→ **PROMPT**: Write the entries out again exactly as they stand, but without the pictures.

→ **TASK DATA**:

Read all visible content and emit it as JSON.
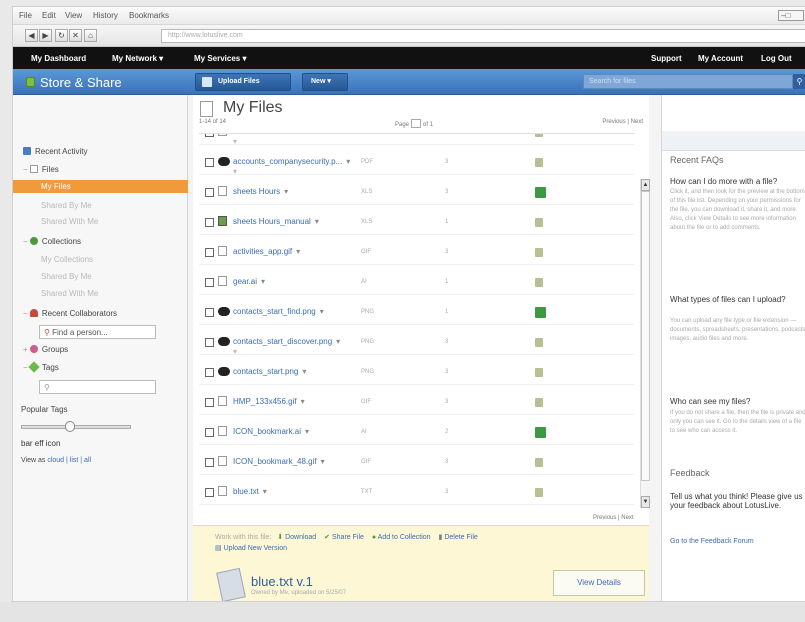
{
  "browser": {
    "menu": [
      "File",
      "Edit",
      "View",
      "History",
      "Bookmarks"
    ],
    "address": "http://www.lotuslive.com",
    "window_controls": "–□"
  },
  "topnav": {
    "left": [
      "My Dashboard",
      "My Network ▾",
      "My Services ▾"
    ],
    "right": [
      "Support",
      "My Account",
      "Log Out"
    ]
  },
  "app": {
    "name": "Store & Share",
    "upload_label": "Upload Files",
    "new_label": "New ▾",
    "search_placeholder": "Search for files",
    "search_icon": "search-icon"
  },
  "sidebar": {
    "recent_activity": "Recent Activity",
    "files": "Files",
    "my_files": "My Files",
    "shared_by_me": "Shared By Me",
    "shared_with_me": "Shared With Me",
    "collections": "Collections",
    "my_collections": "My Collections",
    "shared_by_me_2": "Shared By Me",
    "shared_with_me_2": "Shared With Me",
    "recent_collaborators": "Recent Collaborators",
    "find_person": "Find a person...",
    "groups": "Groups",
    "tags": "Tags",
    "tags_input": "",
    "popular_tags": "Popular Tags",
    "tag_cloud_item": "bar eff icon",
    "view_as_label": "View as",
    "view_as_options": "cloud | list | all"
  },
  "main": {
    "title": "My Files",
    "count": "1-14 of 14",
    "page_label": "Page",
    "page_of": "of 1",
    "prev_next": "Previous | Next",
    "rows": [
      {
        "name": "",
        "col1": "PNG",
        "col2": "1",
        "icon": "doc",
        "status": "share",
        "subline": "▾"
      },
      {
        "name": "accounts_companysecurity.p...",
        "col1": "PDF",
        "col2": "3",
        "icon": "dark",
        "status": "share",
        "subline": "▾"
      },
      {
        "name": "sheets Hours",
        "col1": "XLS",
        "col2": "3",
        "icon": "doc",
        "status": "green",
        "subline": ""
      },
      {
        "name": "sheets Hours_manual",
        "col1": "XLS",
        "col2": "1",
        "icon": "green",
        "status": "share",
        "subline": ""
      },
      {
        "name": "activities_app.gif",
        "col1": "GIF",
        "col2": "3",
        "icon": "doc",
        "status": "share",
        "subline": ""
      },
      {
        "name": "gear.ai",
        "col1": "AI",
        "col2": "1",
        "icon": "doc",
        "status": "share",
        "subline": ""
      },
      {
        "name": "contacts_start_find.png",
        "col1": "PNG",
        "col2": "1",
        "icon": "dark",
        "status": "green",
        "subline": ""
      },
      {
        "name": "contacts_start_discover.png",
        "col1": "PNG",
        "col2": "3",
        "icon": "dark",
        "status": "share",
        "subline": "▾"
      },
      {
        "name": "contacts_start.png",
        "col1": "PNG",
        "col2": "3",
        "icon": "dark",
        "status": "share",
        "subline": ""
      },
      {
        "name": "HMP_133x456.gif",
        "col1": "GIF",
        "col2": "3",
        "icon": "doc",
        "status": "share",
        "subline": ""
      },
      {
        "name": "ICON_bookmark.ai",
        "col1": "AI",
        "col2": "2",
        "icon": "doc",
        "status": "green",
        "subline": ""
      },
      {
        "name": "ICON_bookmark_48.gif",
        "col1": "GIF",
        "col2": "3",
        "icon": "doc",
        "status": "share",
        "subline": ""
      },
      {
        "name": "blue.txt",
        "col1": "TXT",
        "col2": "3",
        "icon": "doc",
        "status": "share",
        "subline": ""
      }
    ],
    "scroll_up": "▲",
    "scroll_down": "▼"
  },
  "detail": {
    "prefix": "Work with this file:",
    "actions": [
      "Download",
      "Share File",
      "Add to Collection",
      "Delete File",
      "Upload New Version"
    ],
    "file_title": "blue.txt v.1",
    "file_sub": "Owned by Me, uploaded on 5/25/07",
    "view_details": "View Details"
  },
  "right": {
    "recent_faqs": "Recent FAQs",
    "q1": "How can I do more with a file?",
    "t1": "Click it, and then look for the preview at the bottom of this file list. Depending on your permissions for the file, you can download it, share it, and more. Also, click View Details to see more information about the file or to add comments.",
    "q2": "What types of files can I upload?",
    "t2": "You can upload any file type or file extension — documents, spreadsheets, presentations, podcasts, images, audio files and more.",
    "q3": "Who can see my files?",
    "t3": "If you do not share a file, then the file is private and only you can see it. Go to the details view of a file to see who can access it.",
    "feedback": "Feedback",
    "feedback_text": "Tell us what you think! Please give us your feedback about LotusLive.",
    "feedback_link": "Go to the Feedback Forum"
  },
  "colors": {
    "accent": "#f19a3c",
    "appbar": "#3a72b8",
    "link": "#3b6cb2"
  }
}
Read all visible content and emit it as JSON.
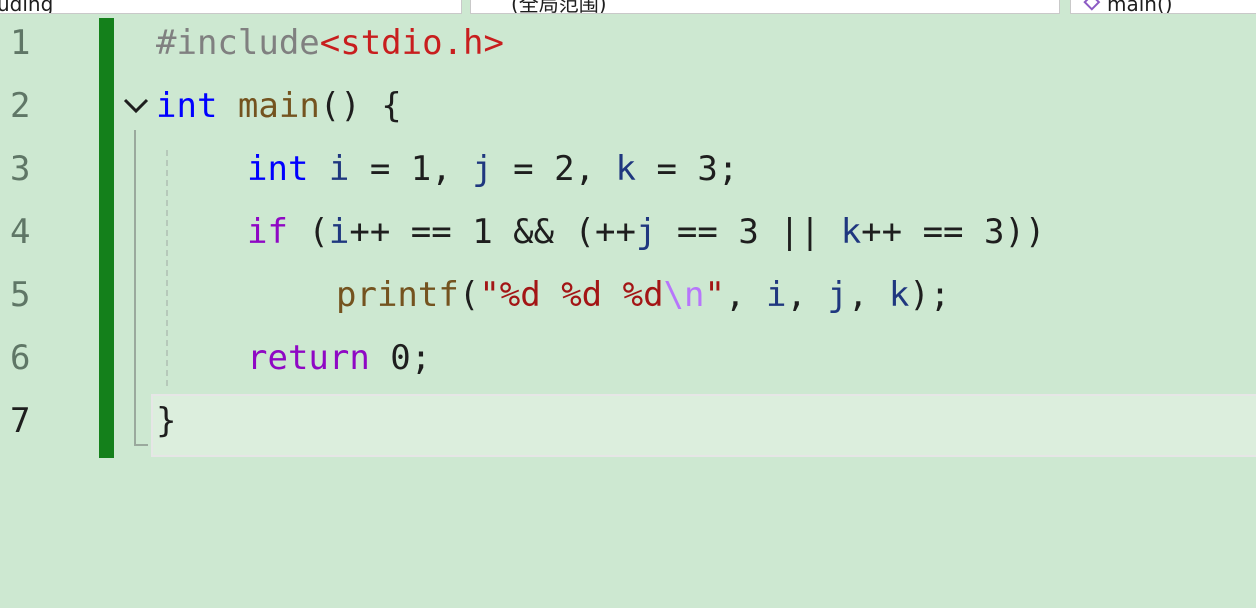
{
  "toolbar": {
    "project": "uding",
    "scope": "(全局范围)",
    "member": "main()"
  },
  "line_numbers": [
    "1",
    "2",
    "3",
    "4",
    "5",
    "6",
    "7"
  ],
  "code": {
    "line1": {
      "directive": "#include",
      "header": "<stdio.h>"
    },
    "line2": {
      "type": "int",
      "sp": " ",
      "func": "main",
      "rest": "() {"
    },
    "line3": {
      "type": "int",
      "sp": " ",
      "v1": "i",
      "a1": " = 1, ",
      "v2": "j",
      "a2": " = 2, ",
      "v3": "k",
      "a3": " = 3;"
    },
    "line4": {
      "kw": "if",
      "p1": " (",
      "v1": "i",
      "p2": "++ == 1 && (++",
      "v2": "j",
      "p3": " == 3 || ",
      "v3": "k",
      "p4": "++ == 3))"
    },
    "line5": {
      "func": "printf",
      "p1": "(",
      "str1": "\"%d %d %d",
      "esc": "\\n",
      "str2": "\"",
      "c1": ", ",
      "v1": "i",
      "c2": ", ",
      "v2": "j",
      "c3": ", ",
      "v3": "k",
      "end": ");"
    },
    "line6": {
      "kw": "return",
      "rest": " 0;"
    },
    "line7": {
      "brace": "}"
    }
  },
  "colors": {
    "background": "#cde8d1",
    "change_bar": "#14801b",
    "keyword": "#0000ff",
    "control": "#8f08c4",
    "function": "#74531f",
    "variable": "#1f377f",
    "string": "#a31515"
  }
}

→ **CORRECT ANSWER**:
Read all visible content and emit it as JSON.
{
  "browser": {
    "menu": [
      "File",
      "Edit",
      "View",
      "History",
      "Bookmarks"
    ],
    "address": "http://www.lotuslive.com",
    "window_controls": "–□"
  },
  "topnav": {
    "left": [
      "My Dashboard",
      "My Network ▾",
      "My Services ▾"
    ],
    "right": [
      "Support",
      "My Account",
      "Log Out"
    ]
  },
  "app": {
    "name": "Store & Share",
    "upload_label": "Upload Files",
    "new_label": "New ▾",
    "search_placeholder": "Search for files",
    "search_icon": "search-icon"
  },
  "sidebar": {
    "recent_activity": "Recent Activity",
    "files": "Files",
    "my_files": "My Files",
    "shared_by_me": "Shared By Me",
    "shared_with_me": "Shared With Me",
    "collections": "Collections",
    "my_collections": "My Collections",
    "shared_by_me_2": "Shared By Me",
    "shared_with_me_2": "Shared With Me",
    "recent_collaborators": "Recent Collaborators",
    "find_person": "Find a person...",
    "groups": "Groups",
    "tags": "Tags",
    "tags_input": "",
    "popular_tags": "Popular Tags",
    "tag_cloud_item": "bar eff icon",
    "view_as_label": "View as",
    "view_as_options": "cloud | list | all"
  },
  "main": {
    "title": "My Files",
    "count": "1-14 of 14",
    "page_label": "Page",
    "page_of": "of 1",
    "prev_next": "Previous | Next",
    "rows": [
      {
        "name": "",
        "col1": "PNG",
        "col2": "1",
        "icon": "doc",
        "status": "share",
        "subline": "▾"
      },
      {
        "name": "accounts_companysecurity.p...",
        "col1": "PDF",
        "col2": "3",
        "icon": "dark",
        "status": "share",
        "subline": "▾"
      },
      {
        "name": "sheets Hours",
        "col1": "XLS",
        "col2": "3",
        "icon": "doc",
        "status": "green",
        "subline": ""
      },
      {
        "name": "sheets Hours_manual",
        "col1": "XLS",
        "col2": "1",
        "icon": "green",
        "status": "share",
        "subline": ""
      },
      {
        "name": "activities_app.gif",
        "col1": "GIF",
        "col2": "3",
        "icon": "doc",
        "status": "share",
        "subline": ""
      },
      {
        "name": "gear.ai",
        "col1": "AI",
        "col2": "1",
        "icon": "doc",
        "status": "share",
        "subline": ""
      },
      {
        "name": "contacts_start_find.png",
        "col1": "PNG",
        "col2": "1",
        "icon": "dark",
        "status": "green",
        "subline": ""
      },
      {
        "name": "contacts_start_discover.png",
        "col1": "PNG",
        "col2": "3",
        "icon": "dark",
        "status": "share",
        "subline": "▾"
      },
      {
        "name": "contacts_start.png",
        "col1": "PNG",
        "col2": "3",
        "icon": "dark",
        "status": "share",
        "subline": ""
      },
      {
        "name": "HMP_133x456.gif",
        "col1": "GIF",
        "col2": "3",
        "icon": "doc",
        "status": "share",
        "subline": ""
      },
      {
        "name": "ICON_bookmark.ai",
        "col1": "AI",
        "col2": "2",
        "icon": "doc",
        "status": "green",
        "subline": ""
      },
      {
        "name": "ICON_bookmark_48.gif",
        "col1": "GIF",
        "col2": "3",
        "icon": "doc",
        "status": "share",
        "subline": ""
      },
      {
        "name": "blue.txt",
        "col1": "TXT",
        "col2": "3",
        "icon": "doc",
        "status": "share",
        "subline": ""
      }
    ],
    "scroll_up": "▲",
    "scroll_down": "▼"
  },
  "detail": {
    "prefix": "Work with this file:",
    "actions": [
      "Download",
      "Share File",
      "Add to Collection",
      "Delete File",
      "Upload New Version"
    ],
    "file_title": "blue.txt v.1",
    "file_sub": "Owned by Me, uploaded on 5/25/07",
    "view_details": "View Details"
  },
  "right": {
    "recent_faqs": "Recent FAQs",
    "q1": "How can I do more with a file?",
    "t1": "Click it, and then look for the preview at the bottom of this file list. Depending on your permissions for the file, you can download it, share it, and more. Also, click View Details to see more information about the file or to add comments.",
    "q2": "What types of files can I upload?",
    "t2": "You can upload any file type or file extension — documents, spreadsheets, presentations, podcasts, images, audio files and more.",
    "q3": "Who can see my files?",
    "t3": "If you do not share a file, then the file is private and only you can see it. Go to the details view of a file to see who can access it.",
    "feedback": "Feedback",
    "feedback_text": "Tell us what you think! Please give us your feedback about LotusLive.",
    "feedback_link": "Go to the Feedback Forum"
  },
  "colors": {
    "accent": "#f19a3c",
    "appbar": "#3a72b8",
    "link": "#3b6cb2"
  }
}
Read all visible content and emit it as JSON.
{
  "toolbar": {
    "project": "uding",
    "scope": "(全局范围)",
    "member": "main()"
  },
  "line_numbers": [
    "1",
    "2",
    "3",
    "4",
    "5",
    "6",
    "7"
  ],
  "code": {
    "line1": {
      "directive": "#include",
      "header": "<stdio.h>"
    },
    "line2": {
      "type": "int",
      "sp": " ",
      "func": "main",
      "rest": "() {"
    },
    "line3": {
      "type": "int",
      "sp": " ",
      "v1": "i",
      "a1": " = 1, ",
      "v2": "j",
      "a2": " = 2, ",
      "v3": "k",
      "a3": " = 3;"
    },
    "line4": {
      "kw": "if",
      "p1": " (",
      "v1": "i",
      "p2": "++ == 1 && (++",
      "v2": "j",
      "p3": " == 3 || ",
      "v3": "k",
      "p4": "++ == 3))"
    },
    "line5": {
      "func": "printf",
      "p1": "(",
      "str1": "\"%d %d %d",
      "esc": "\\n",
      "str2": "\"",
      "c1": ", ",
      "v1": "i",
      "c2": ", ",
      "v2": "j",
      "c3": ", ",
      "v3": "k",
      "end": ");"
    },
    "line6": {
      "kw": "return",
      "rest": " 0;"
    },
    "line7": {
      "brace": "}"
    }
  },
  "colors": {
    "background": "#cde8d1",
    "change_bar": "#14801b",
    "keyword": "#0000ff",
    "control": "#8f08c4",
    "function": "#74531f",
    "variable": "#1f377f",
    "string": "#a31515"
  }
}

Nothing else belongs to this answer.